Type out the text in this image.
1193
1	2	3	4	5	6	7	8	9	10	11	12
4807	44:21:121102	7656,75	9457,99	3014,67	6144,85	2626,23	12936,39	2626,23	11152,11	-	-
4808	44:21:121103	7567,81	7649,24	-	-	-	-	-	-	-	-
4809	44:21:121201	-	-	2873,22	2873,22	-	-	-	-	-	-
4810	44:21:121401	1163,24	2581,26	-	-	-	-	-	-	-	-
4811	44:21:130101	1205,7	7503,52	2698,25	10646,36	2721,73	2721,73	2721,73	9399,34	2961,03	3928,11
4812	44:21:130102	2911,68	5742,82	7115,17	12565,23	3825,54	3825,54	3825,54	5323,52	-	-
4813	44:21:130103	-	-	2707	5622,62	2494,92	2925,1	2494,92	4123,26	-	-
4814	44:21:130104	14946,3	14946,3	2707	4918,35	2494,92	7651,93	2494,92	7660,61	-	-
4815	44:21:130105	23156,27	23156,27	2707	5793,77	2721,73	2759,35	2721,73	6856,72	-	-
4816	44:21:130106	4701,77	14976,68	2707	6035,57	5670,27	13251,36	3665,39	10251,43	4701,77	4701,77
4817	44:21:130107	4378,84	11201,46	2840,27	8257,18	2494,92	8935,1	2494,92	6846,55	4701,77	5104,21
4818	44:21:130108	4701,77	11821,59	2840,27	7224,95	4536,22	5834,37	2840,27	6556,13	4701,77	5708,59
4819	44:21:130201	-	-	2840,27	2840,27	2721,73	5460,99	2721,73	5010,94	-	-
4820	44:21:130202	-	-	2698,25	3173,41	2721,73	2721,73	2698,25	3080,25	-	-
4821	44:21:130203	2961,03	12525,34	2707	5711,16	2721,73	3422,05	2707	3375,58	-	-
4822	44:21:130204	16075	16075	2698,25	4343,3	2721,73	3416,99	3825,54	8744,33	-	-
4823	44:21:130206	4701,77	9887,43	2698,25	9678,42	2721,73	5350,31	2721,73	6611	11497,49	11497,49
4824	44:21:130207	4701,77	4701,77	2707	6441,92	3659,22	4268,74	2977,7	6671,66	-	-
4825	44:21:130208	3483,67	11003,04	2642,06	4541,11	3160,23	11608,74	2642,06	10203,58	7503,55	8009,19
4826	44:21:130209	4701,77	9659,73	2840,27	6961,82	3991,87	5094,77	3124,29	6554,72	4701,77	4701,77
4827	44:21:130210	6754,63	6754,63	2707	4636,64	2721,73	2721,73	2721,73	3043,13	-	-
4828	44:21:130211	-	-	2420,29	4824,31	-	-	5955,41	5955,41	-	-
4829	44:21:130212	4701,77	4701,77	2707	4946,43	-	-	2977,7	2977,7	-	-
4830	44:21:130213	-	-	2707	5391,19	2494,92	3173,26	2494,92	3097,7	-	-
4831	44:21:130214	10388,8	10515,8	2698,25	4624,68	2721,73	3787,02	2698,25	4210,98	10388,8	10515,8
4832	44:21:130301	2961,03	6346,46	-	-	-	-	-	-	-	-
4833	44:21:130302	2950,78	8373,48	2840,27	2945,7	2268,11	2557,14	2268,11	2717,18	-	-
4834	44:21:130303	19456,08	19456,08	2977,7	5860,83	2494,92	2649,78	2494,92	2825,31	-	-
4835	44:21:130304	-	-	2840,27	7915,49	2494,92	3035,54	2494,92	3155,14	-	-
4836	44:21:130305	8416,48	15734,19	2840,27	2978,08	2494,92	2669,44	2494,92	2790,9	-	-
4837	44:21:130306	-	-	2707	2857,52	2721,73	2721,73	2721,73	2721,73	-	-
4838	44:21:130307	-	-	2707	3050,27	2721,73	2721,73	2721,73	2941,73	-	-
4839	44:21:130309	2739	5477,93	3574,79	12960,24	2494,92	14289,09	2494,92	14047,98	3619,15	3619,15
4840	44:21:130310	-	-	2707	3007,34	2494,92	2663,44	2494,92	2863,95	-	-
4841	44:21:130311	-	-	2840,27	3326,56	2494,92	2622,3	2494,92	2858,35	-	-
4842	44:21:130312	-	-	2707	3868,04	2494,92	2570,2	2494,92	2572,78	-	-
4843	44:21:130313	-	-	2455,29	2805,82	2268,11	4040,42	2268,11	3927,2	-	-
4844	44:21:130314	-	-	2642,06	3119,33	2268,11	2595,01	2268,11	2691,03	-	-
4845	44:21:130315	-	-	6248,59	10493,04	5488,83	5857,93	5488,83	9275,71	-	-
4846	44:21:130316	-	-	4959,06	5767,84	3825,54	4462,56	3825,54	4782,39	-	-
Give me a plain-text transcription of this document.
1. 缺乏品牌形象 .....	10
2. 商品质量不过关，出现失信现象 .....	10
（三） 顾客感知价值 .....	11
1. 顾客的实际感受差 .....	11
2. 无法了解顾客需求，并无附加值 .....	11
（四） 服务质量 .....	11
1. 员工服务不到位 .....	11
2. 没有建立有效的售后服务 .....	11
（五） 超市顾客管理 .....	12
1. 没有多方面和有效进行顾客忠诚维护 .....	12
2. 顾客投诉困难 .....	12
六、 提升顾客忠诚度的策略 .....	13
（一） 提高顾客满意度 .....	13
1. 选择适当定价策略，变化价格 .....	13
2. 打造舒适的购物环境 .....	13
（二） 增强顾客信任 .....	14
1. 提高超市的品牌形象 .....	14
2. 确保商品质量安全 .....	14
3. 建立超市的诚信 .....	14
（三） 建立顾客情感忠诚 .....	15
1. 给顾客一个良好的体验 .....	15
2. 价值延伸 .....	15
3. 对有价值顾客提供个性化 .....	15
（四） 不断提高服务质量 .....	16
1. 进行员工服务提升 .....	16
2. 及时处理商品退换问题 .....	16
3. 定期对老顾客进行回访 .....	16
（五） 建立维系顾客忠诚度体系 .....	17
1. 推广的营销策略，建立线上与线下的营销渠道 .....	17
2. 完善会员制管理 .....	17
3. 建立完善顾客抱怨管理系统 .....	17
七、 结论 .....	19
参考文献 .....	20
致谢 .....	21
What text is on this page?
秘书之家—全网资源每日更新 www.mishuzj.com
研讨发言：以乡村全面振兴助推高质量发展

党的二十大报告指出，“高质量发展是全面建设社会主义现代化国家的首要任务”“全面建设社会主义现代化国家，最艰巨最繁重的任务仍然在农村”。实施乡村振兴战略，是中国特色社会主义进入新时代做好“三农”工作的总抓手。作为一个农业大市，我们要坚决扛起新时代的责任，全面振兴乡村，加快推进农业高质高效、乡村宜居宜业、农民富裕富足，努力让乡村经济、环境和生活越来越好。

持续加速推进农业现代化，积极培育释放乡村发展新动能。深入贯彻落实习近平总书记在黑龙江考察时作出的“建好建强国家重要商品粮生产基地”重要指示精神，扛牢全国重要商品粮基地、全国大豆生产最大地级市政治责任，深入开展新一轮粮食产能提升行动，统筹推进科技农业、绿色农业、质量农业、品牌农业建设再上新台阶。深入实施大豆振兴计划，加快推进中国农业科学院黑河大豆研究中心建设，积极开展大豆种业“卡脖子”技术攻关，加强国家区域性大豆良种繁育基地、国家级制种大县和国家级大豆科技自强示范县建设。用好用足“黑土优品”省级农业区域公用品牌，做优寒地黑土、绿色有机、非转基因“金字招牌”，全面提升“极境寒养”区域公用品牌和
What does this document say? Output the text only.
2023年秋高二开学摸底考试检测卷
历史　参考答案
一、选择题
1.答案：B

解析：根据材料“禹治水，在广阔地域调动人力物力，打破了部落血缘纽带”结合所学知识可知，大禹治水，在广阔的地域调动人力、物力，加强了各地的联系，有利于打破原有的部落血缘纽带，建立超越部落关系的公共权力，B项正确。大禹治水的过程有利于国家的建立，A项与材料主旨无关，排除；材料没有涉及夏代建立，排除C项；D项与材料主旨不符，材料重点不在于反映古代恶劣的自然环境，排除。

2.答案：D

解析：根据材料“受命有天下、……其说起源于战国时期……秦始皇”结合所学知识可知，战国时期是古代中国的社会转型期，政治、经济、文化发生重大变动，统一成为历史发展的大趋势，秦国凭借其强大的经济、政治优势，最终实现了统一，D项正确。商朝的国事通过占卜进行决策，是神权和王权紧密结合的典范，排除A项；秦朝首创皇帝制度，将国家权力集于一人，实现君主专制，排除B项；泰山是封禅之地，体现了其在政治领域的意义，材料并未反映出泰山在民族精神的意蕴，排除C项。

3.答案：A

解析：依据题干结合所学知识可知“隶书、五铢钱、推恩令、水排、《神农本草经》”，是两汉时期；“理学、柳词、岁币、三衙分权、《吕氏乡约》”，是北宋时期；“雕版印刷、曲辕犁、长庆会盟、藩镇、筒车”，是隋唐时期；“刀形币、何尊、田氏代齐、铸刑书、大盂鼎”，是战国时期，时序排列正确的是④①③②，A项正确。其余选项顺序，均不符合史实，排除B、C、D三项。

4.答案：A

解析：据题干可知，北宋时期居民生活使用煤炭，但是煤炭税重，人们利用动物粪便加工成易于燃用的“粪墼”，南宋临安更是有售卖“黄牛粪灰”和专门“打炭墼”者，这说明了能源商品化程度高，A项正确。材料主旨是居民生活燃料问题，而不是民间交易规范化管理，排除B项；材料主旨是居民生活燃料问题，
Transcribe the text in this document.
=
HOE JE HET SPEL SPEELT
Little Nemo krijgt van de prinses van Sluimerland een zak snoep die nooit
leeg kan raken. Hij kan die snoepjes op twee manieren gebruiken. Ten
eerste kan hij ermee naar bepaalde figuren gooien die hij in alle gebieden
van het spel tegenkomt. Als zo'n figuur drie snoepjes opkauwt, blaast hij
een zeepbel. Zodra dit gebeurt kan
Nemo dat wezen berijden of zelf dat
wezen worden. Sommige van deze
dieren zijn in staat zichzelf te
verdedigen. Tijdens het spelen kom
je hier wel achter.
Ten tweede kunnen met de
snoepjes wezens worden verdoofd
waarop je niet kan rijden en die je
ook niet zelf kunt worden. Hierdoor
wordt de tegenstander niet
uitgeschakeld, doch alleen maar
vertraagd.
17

WORK REQUIRED: Of the lines above, copy each that contains "document".

REPLY:
Give me a plain-text transcription of this document.
What does this document say? Output the text only.
Transcribe the text in this document.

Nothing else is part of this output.